- _Data excerpts_
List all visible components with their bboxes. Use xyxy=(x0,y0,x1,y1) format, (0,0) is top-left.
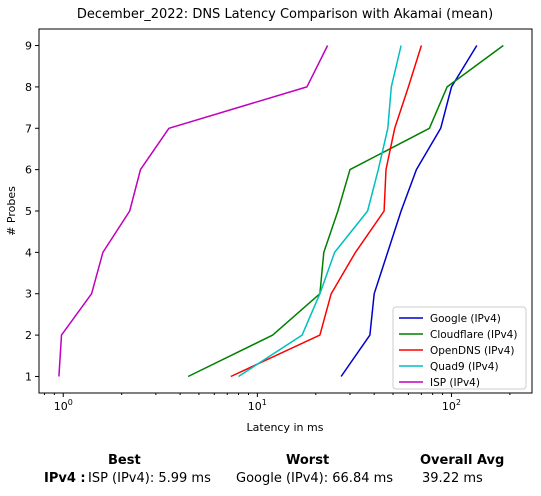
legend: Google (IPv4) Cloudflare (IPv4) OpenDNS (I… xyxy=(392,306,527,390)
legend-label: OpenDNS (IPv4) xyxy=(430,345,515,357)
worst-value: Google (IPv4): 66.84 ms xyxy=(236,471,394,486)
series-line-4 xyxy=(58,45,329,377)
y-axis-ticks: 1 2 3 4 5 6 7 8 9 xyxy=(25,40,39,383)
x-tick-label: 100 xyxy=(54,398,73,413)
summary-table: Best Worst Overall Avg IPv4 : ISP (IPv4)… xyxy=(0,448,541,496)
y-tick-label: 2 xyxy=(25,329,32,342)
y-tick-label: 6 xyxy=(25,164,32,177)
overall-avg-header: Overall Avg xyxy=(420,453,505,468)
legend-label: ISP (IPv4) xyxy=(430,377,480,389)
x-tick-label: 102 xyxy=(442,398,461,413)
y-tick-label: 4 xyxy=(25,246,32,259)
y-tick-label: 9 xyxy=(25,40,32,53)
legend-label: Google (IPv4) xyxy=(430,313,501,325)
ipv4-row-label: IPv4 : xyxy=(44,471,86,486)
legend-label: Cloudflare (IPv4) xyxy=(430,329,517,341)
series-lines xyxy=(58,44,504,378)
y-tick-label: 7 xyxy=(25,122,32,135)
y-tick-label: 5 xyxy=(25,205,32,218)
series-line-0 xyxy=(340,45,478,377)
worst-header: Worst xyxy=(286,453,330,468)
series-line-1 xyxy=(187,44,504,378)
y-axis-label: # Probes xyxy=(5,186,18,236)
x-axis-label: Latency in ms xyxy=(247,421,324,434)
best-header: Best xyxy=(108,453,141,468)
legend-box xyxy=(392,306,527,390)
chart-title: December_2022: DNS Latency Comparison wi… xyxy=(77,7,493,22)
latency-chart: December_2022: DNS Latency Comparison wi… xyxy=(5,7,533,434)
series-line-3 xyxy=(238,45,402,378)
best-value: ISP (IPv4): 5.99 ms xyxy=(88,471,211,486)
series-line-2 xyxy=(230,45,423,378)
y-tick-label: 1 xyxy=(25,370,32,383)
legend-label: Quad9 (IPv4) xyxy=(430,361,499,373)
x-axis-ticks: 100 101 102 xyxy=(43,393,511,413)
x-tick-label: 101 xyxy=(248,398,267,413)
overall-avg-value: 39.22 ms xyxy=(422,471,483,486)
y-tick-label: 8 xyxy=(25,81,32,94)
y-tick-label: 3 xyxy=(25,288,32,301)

- _Problem description_
Render every line of the item above as a numbered list, skipping any blank lines and leaving the pictures out of your answer.

- _Result below_
1. List all visible components with their bboxes. Use xyxy=(x0,y0,x1,y1) format, (0,0) is top-left.
2. legend: Google (IPv4) Cloudflare (IPv4) OpenDNS (I… xyxy=(392,306,527,390)
3. legend-label: OpenDNS (IPv4) xyxy=(430,345,515,357)
4. worst-value: Google (IPv4): 66.84 ms xyxy=(236,471,394,486)
5. series-line-4 xyxy=(58,45,329,377)
6. y-axis-ticks: 1 2 3 4 5 6 7 8 9 xyxy=(25,40,39,383)
7. x-tick-label: 100 xyxy=(54,398,73,413)
8. summary-table: Best Worst Overall Avg IPv4 : ISP (IPv4)… xyxy=(0,448,541,496)
9. y-tick-label: 2 xyxy=(25,329,32,342)
10. y-tick-label: 6 xyxy=(25,164,32,177)
11. overall-avg-header: Overall Avg xyxy=(420,453,505,468)
12. legend-label: ISP (IPv4) xyxy=(430,377,480,389)
13. x-tick-label: 102 xyxy=(442,398,461,413)
14. y-tick-label: 4 xyxy=(25,246,32,259)
15. y-tick-label: 9 xyxy=(25,40,32,53)
16. legend-label: Google (IPv4) xyxy=(430,313,501,325)
17. ipv4-row-label: IPv4 : xyxy=(44,471,86,486)
18. legend-label: Cloudflare (IPv4) xyxy=(430,329,517,341)
19. series-lines xyxy=(58,44,504,378)
20. y-tick-label: 7 xyxy=(25,122,32,135)
21. y-tick-label: 5 xyxy=(25,205,32,218)
22. series-line-0 xyxy=(340,45,478,377)
23. worst-header: Worst xyxy=(286,453,330,468)
24. series-line-1 xyxy=(187,44,504,378)
25. y-axis-label: # Probes xyxy=(5,186,18,236)
26. x-axis-label: Latency in ms xyxy=(247,421,324,434)
27. best-header: Best xyxy=(108,453,141,468)
28. legend-box xyxy=(392,306,527,390)
29. chart-title: December_2022: DNS Latency Comparison wi… xyxy=(77,7,493,22)
30. latency-chart: December_2022: DNS Latency Comparison wi… xyxy=(5,7,533,434)
31. series-line-3 xyxy=(238,45,402,378)
32. best-value: ISP (IPv4): 5.99 ms xyxy=(88,471,211,486)
33. series-line-2 xyxy=(230,45,423,378)
34. y-tick-label: 1 xyxy=(25,370,32,383)
35. legend-label: Quad9 (IPv4) xyxy=(430,361,499,373)
36. x-axis-ticks: 100 101 102 xyxy=(43,393,511,413)
37. x-tick-label: 101 xyxy=(248,398,267,413)
38. overall-avg-value: 39.22 ms xyxy=(422,471,483,486)
39. y-tick-label: 8 xyxy=(25,81,32,94)
40. y-tick-label: 3 xyxy=(25,288,32,301)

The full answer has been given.